PAGE EXTRACT =
Sacramento City General Plan Update and Climate Action Plan – Comments due Nov 4, 2019

The City of Sacramento has issued a Revised Notice of Preparation (NOP) of a Master Environmental Impact Report (MEIR) for the City of Sacramento 2040 General Plan Update and Climate Action Plan.

The City is initiating the 2040 General Plan Update and Climate Action Plan, consistent with the City’s requirement to revise and update the General Plan every five years, as necessary, to address significant emerging trends, recent state statutes, new issues, and to update the status of implementation measures.

As lead agency, the City of Sacramento has issued a Revised NOP to inform trustee and responsible agencies, and the public, of the decision to undertake preparation of a MEIR and to provide information and clarification for the General Plan Update and MEIR as to the existing designated Special Study Areas that are in physical proximity to the city limits. These study areas on the edge of the city were previously defined by the City over a decade ago as unincorporated areas that are of interest to the City, as the planning of the areas necessitates interjurisdictional cooperation with Sacramento County and other entities.

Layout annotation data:
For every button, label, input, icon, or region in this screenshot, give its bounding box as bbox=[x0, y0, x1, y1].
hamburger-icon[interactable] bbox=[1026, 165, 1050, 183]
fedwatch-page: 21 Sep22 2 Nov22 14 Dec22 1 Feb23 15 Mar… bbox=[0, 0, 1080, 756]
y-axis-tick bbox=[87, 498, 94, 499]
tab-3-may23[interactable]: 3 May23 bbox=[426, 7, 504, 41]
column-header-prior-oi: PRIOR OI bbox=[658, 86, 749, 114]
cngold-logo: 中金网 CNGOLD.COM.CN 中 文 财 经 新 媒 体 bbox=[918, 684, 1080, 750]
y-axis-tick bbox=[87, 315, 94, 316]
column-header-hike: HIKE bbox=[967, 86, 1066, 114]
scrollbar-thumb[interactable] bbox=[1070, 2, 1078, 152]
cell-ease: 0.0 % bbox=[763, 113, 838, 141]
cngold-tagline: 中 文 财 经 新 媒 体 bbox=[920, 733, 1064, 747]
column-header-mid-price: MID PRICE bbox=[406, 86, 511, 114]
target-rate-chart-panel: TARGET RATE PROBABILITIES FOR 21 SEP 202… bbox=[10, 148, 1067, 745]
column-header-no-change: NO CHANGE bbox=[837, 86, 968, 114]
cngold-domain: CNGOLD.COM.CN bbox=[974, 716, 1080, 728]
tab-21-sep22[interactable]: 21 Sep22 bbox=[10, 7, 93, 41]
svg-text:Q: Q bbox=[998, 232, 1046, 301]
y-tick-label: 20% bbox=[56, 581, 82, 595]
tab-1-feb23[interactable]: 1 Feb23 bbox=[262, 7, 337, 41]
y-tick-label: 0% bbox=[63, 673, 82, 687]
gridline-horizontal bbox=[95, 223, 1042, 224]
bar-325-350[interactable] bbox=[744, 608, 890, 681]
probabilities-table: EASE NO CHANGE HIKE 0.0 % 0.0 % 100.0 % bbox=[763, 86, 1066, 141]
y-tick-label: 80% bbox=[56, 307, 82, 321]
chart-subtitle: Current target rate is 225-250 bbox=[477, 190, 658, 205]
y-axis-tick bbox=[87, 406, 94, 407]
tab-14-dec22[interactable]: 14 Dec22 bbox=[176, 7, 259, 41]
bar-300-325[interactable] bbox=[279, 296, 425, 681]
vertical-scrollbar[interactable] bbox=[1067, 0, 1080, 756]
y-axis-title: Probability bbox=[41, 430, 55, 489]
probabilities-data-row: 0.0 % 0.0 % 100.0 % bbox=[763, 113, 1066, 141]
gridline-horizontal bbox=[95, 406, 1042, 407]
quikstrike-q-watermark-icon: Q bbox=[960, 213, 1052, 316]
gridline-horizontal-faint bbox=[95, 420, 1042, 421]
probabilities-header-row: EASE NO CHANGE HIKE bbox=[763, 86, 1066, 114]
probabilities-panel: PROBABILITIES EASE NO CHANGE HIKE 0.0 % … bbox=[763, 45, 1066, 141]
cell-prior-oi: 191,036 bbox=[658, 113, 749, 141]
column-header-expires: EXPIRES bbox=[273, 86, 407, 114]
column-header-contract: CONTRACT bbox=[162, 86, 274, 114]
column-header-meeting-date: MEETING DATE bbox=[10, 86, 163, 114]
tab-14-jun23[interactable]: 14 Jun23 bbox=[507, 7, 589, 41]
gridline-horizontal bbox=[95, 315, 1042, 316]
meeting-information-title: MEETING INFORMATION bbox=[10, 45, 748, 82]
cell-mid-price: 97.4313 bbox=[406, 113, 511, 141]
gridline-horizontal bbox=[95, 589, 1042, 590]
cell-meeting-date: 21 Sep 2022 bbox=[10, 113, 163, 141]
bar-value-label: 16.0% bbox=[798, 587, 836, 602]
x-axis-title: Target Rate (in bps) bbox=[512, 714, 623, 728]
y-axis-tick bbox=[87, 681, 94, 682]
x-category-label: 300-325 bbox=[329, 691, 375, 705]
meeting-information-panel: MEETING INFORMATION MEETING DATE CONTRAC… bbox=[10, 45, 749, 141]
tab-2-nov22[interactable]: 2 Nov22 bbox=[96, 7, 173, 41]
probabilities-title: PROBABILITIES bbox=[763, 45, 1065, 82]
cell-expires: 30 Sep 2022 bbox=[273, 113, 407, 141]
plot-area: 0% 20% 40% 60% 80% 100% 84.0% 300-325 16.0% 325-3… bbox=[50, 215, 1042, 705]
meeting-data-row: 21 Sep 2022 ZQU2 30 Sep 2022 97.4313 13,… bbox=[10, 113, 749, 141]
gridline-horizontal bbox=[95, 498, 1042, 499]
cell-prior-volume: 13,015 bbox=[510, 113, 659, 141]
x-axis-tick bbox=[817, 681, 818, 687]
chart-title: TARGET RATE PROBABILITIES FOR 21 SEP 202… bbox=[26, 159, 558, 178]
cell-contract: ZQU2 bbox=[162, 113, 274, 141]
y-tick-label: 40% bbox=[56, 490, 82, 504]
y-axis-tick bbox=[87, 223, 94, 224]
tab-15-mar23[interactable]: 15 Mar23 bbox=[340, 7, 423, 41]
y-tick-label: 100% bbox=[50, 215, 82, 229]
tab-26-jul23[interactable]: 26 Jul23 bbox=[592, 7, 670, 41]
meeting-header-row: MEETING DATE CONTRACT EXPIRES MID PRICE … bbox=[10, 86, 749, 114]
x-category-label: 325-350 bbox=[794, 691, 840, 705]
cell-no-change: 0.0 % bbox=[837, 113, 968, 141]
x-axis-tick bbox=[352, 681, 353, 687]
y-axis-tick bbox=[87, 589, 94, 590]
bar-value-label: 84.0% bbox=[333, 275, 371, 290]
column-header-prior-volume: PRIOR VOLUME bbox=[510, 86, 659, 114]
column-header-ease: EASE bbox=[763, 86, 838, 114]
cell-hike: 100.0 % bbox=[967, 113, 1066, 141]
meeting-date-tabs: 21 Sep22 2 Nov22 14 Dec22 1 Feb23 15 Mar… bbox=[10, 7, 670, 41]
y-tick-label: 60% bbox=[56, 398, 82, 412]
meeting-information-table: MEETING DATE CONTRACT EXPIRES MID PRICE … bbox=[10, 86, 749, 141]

WHAT YOU WILL DO =
• a. In the Sacramento plan notice, copy everything from "Sacramento City General" down to "Climate Action Plan.".
• b. Render this sentence from the Sacramento plan notice in Spanish: "The City of Sacramento has issued a Revised Notice of Preparation (NOP) of a Master Environmental Impact Report (MEIR) for the City of Sacramento 2040 General Plan Update and Climate Action Plan."
These lines have no connection to the Sacramento plan notice.

ANSWERS =
• a.
Sacramento City General Plan Update and Climate Action Plan – Comments due Nov 4, 2019

The City of Sacramento has issued a Revised Notice of Preparation (NOP) of a Master Environmental Impact Report (MEIR) for the City of Sacramento 2040 General Plan Update and Climate Action Plan.

• b. La Ciudad de Sacramento ha emitido un Aviso de Preparación Revisado (NOP) de un Informe Maestro de Impacto Ambiental (MEIR) para la Actualización del Plan General 2040 y el Plan de Acción Climática de la Ciudad de Sacramento.